(QUOTED TEXT):
## Begin

Bylaws

CENTRAL ARKANSAS ASTRONOMICAL SOCIETY BY-LAWS

Adopted June 14th, 2014 (Amended Oct. 11, 2014)

 

ARTICLE I – Memberships and Friends – Classes and Privileges.

Full Memberships:

There are three full memberships classes. All full membership classes have voting rights, Observatory privileges, subject to such qualification limitations as may be defined by the board or other governing authority from time to time, and are listed as members with the Astronomical League.  All privileges attending these classes, except for voting rights, extend to immediate family members. The requirements for these classes of membership are as follows:

Regular – A regular member must pay regular dues as determined by the Board.

Contributing – Contributing members make a tax-deductible contribution of at least $50 in addition to regular dues.

Student – Student members have the same privileges and qualifications as regular members, but pay dues at a reduced rate, as determined by the Board.  To be a student member a person must be less than 30 years of age and enrolled or about to be enrolled as a full time student in a public or accredited academic institution.

Honorary membership and Friends:

Friends of CAAS – Friends are not members but support CAAS by making tax-deductible contributions to support the Society’s outreach and physical facilities in at least a minimum amount as determined from time to time by the Board.  Friends are entitled to such privileges as the board from time to time determines.

## End

(WORK INSTRUCTIONS):
1. Answer these questions from the bylaws, marking each answer (a), (b) or (c):
(a) On what date were the bylaws adopted?
(b) What is the minimum contribution a contributing member makes in addition to regular dues?
(c) What age must a student member be under?
2. Go on writing the bylaws, starting right after their final sentence.
The data that come next are separate material from the bylaws.

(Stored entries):
## Begin

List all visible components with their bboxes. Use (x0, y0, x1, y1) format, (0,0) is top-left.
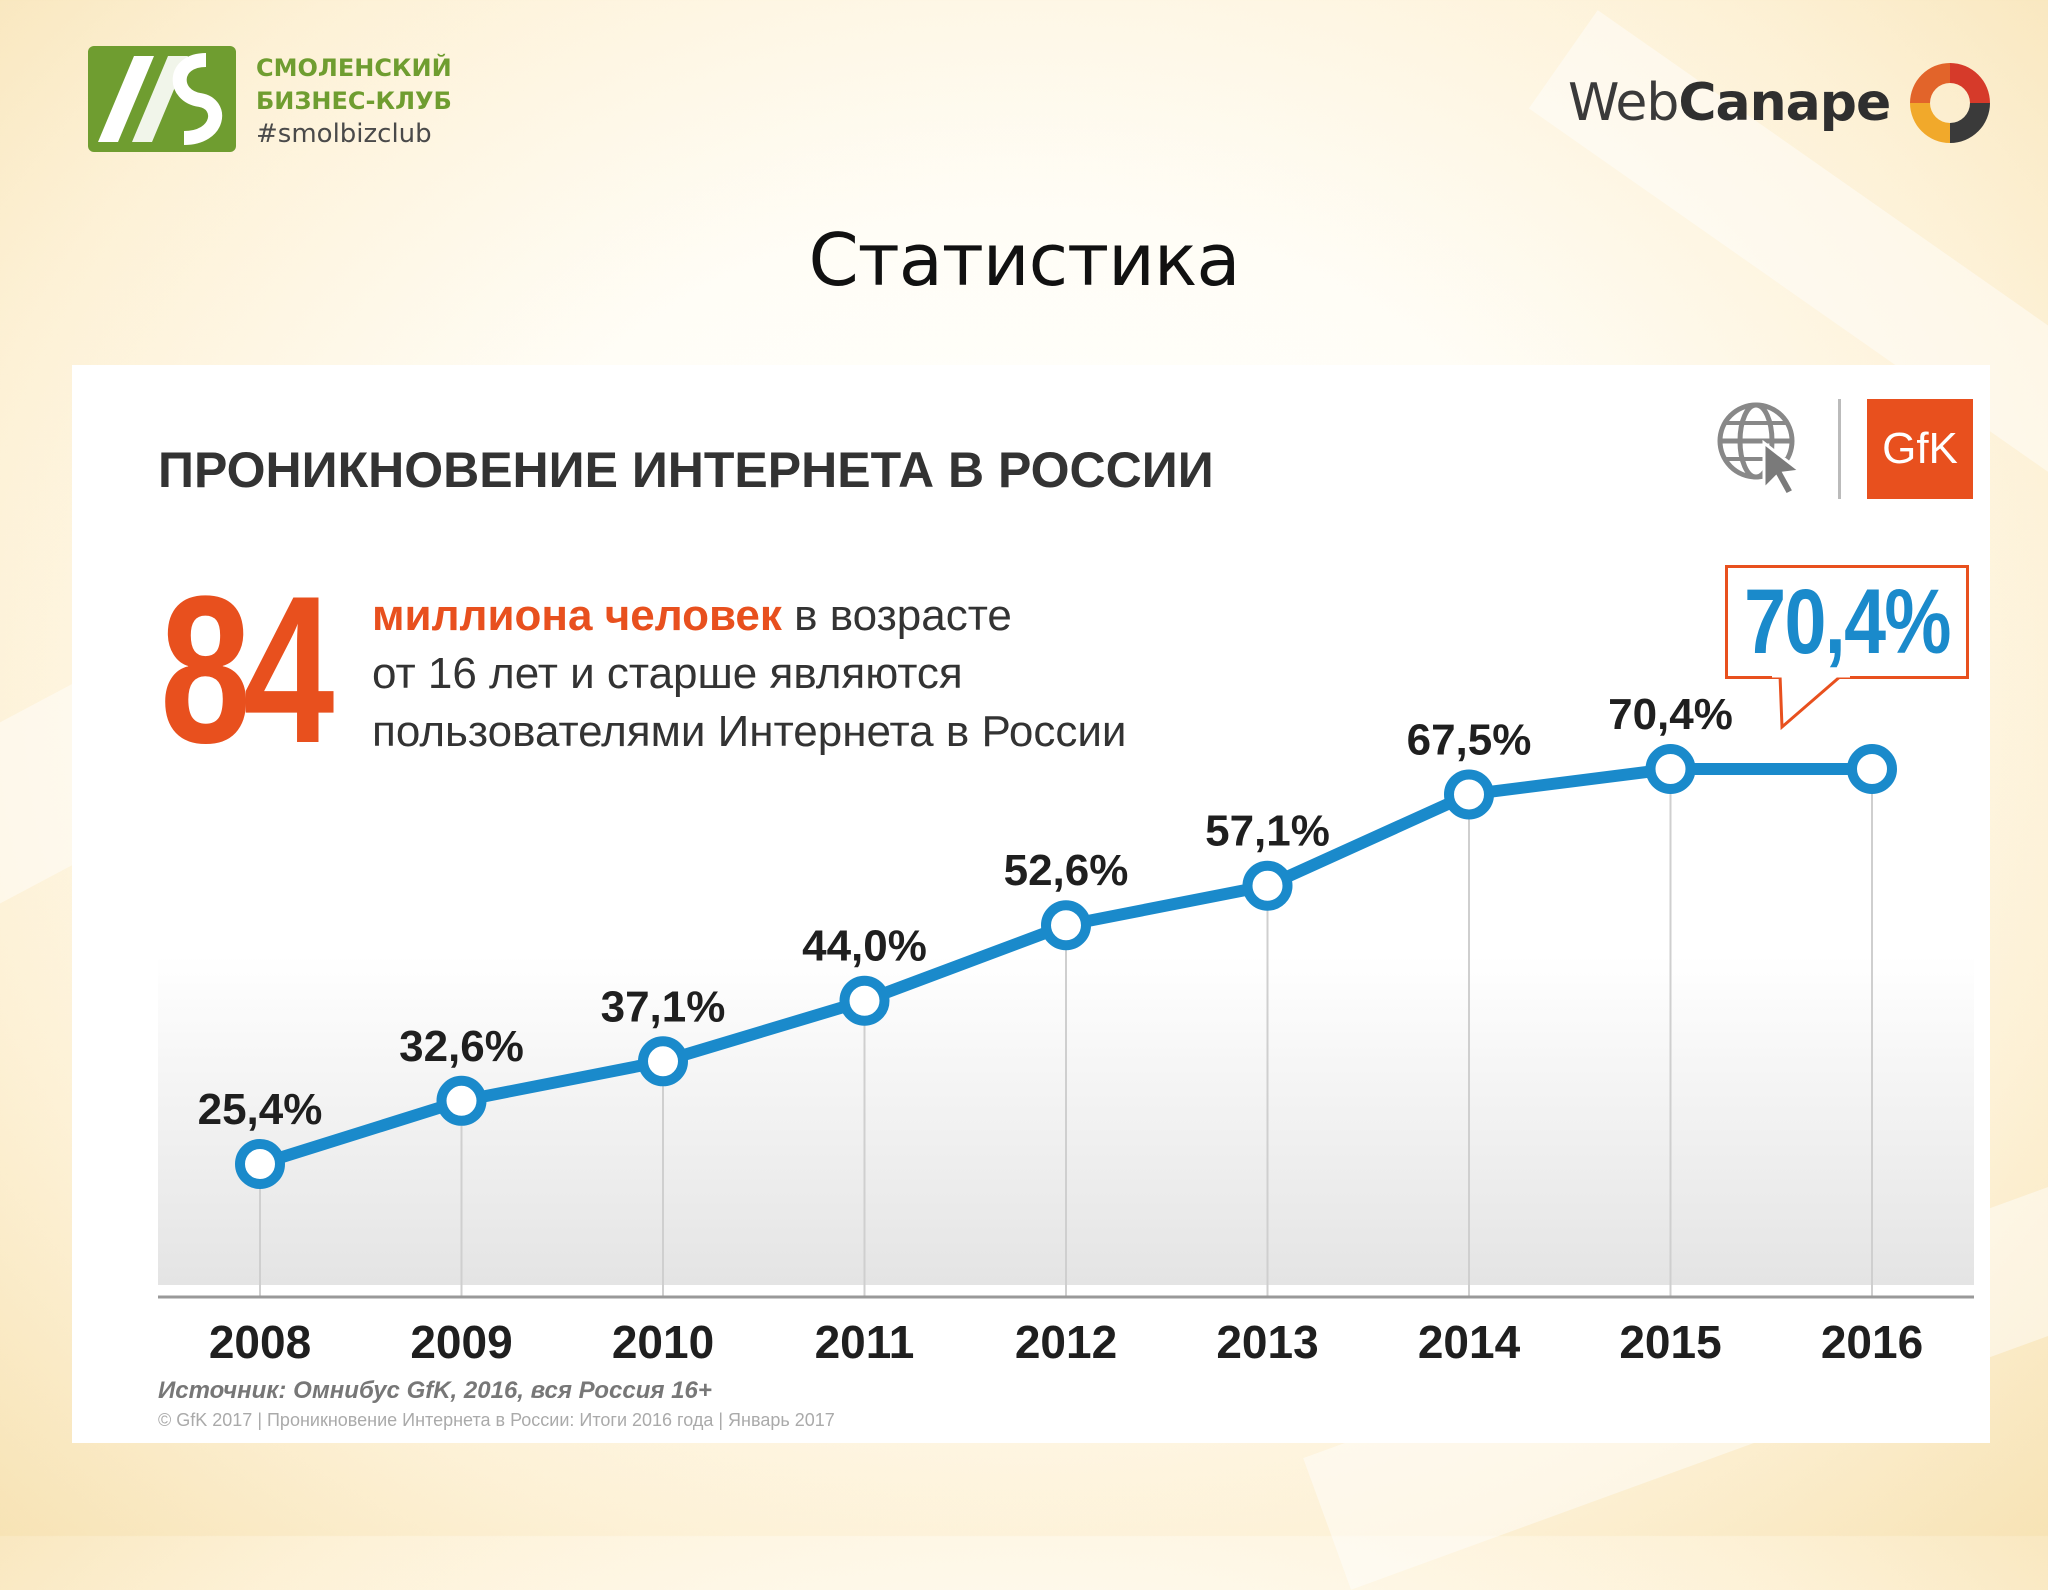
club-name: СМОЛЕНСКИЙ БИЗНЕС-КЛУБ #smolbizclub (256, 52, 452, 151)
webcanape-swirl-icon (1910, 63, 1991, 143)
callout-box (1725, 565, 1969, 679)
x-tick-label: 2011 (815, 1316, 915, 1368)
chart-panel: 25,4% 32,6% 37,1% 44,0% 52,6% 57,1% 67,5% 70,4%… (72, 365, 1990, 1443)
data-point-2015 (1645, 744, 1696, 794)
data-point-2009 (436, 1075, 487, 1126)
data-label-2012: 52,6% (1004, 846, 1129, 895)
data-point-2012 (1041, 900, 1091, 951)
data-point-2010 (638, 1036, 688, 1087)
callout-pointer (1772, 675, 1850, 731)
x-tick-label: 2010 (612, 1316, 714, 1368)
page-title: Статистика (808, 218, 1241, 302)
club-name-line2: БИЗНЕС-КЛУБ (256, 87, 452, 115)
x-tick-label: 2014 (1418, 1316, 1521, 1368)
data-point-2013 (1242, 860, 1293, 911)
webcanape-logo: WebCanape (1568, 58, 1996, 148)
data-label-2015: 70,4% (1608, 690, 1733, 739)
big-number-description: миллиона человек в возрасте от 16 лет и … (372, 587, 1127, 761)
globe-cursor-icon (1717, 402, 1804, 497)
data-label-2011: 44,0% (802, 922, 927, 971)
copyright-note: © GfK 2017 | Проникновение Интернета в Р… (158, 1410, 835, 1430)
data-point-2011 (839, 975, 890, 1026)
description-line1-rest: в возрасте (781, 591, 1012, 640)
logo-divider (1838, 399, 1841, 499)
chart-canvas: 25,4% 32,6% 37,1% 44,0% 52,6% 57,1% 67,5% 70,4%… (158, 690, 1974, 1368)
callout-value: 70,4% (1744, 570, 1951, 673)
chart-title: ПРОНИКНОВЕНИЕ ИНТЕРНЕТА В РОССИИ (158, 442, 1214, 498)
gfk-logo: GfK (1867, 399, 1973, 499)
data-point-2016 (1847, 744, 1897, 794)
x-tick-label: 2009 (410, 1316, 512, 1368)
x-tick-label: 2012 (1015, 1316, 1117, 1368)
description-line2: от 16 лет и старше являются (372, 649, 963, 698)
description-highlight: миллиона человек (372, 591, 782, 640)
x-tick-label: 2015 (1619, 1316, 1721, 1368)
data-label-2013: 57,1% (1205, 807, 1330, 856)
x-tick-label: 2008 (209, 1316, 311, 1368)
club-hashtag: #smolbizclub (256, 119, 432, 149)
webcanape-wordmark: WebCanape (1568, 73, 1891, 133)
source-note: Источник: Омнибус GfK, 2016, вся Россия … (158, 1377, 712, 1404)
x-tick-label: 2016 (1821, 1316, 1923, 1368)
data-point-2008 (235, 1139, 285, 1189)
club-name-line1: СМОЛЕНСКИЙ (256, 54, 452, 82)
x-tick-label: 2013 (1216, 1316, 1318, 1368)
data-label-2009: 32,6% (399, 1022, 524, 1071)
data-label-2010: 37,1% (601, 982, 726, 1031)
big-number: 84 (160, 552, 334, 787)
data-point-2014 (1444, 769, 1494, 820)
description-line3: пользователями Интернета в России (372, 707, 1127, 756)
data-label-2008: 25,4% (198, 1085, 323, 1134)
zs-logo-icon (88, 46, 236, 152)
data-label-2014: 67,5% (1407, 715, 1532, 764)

## End

(EXERCISE ANSWERS):
1.
(a) June 14th, 2014
(b) $50
(c) 30 years of age

2.
Honorary – An honorary membership may be given to a person the Board deems worthy, usually in recognition of achievement or service to the Society or astronomy in general.  Honorary members pay no dues, are otherwise entitled to all benefits of membership except Astronomical League membership and voting rights.

 

ARTICLE II – Membership Meetings:

Regular meetings – A regular monthly meeting of the membership shall be held on the second Saturday of each month, at such time and place designated in the notice for such meeting. Business requiring membership participation shall be conducted during the regular monthly Society meeting unless a special membership business meeting is called.

Special Meetings – A special meeting of the membership maybe called by the President, the Secretary, or by petition of not less than 25% of the active, regular membership entitled to vote. Special meetings are to be called for specific purposes and not to conduct general business. Notice must be given by way of an email list serve available to the general membership not more than 14 days or less than 3 days prior to such meeting, and shall state the purpose of the meeting.

Annual Meeting – An annual meeting of the membership shall be held before, after, or in place of the regular December meeting each year, for the purposes of receiving reports on the operation of the corporation, election for officers, and transacting related business.

 

Article III – Officers – Duties and Terms:

Positions/terms – The officers of the corporation shall consist of a President, who shall also serve as Chairman of the Board, a Vice President, a Secretary, and a Treasurer.  They shall be elected to one-year terms.  The same person may not hold two of these offices at the same time, except the Secretary and Treasurer.

Duties – Subject to such additional duties as the Board prescribe the duties of the officers include the following:

President – The President, subject to the superior authority of the Board of Directors, shall have general charge of the business affairs of the corporation. The President shall also preside at meetings of the Board. No person shall serve as President for more than two complete consecutive terms.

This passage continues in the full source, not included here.